▸ **PROBLEM DETAILS**:
Quote all entries in full, exactly.

---------- AVAILABLE RECORDS

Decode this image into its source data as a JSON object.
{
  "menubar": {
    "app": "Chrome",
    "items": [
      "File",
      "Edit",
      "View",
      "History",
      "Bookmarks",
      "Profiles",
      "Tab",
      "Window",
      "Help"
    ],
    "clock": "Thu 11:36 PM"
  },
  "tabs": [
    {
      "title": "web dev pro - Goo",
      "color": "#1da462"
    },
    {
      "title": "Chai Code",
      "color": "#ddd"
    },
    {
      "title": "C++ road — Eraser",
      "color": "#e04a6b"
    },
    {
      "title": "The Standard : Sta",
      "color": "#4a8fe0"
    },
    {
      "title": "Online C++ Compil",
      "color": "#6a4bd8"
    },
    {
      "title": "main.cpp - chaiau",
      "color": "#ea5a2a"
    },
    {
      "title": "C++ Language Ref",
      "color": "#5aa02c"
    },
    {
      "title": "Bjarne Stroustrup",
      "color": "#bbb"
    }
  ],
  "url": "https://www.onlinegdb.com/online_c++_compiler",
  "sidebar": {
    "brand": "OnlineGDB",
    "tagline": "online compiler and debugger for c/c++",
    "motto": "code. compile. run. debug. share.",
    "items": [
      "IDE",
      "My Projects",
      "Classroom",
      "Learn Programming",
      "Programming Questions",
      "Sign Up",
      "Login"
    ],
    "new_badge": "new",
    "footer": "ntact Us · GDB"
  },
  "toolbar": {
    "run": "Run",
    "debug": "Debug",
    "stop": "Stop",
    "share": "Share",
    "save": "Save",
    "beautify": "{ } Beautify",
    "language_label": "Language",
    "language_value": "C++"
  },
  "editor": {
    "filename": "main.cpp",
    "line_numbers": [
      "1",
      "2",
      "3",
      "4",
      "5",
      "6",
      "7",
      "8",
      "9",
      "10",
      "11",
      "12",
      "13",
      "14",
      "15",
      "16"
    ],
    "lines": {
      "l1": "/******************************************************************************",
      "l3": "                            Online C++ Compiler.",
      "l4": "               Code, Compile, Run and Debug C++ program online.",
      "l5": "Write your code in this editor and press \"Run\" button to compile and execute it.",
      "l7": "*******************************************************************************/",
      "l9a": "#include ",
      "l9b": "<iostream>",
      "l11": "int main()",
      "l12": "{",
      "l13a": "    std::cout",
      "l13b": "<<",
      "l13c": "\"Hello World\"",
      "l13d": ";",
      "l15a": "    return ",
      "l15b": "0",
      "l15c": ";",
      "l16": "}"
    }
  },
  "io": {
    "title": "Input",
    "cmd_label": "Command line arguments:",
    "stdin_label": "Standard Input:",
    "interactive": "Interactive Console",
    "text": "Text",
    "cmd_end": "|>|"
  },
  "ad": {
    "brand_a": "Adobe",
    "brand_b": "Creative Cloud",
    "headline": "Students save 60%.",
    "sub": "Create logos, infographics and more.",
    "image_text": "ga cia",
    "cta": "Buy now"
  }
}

--------------------

▸ **EXERCISE RESPONSE**:
Decode this image into its source data as a JSON object.
{
  "menubar": {
    "app": "Chrome",
    "items": [
      "File",
      "Edit",
      "View",
      "History",
      "Bookmarks",
      "Profiles",
      "Tab",
      "Window",
      "Help"
    ],
    "clock": "Thu 11:36 PM"
  },
  "tabs": [
    {
      "title": "web dev pro - Goo",
      "color": "#1da462"
    },
    {
      "title": "Chai Code",
      "color": "#ddd"
    },
    {
      "title": "C++ road — Eraser",
      "color": "#e04a6b"
    },
    {
      "title": "The Standard : Sta",
      "color": "#4a8fe0"
    },
    {
      "title": "Online C++ Compil",
      "color": "#6a4bd8"
    },
    {
      "title": "main.cpp - chaiau",
      "color": "#ea5a2a"
    },
    {
      "title": "C++ Language Ref",
      "color": "#5aa02c"
    },
    {
      "title": "Bjarne Stroustrup",
      "color": "#bbb"
    }
  ],
  "url": "https://www.onlinegdb.com/online_c++_compiler",
  "sidebar": {
    "brand": "OnlineGDB",
    "tagline": "online compiler and debugger for c/c++",
    "motto": "code. compile. run. debug. share.",
    "items": [
      "IDE",
      "My Projects",
      "Classroom",
      "Learn Programming",
      "Programming Questions",
      "Sign Up",
      "Login"
    ],
    "new_badge": "new",
    "footer": "ntact Us · GDB"
  },
  "toolbar": {
    "run": "Run",
    "debug": "Debug",
    "stop": "Stop",
    "share": "Share",
    "save": "Save",
    "beautify": "{ } Beautify",
    "language_label": "Language",
    "language_value": "C++"
  },
  "editor": {
    "filename": "main.cpp",
    "line_numbers": [
      "1",
      "2",
      "3",
      "4",
      "5",
      "6",
      "7",
      "8",
      "9",
      "10",
      "11",
      "12",
      "13",
      "14",
      "15",
      "16"
    ],
    "lines": {
      "l1": "/******************************************************************************",
      "l3": "                            Online C++ Compiler.",
      "l4": "               Code, Compile, Run and Debug C++ program online.",
      "l5": "Write your code in this editor and press \"Run\" button to compile and execute it.",
      "l7": "*******************************************************************************/",
      "l9a": "#include ",
      "l9b": "<iostream>",
      "l11": "int main()",
      "l12": "{",
      "l13a": "    std::cout",
      "l13b": "<<",
      "l13c": "\"Hello World\"",
      "l13d": ";",
      "l15a": "    return ",
      "l15b": "0",
      "l15c": ";",
      "l16": "}"
    }
  },
  "io": {
    "title": "Input",
    "cmd_label": "Command line arguments:",
    "stdin_label": "Standard Input:",
    "interactive": "Interactive Console",
    "text": "Text",
    "cmd_end": "|>|"
  },
  "ad": {
    "brand_a": "Adobe",
    "brand_b": "Creative Cloud",
    "headline": "Students save 60%.",
    "sub": "Create logos, infographics and more.",
    "image_text": "ga cia",
    "cta": "Buy now"
  }
}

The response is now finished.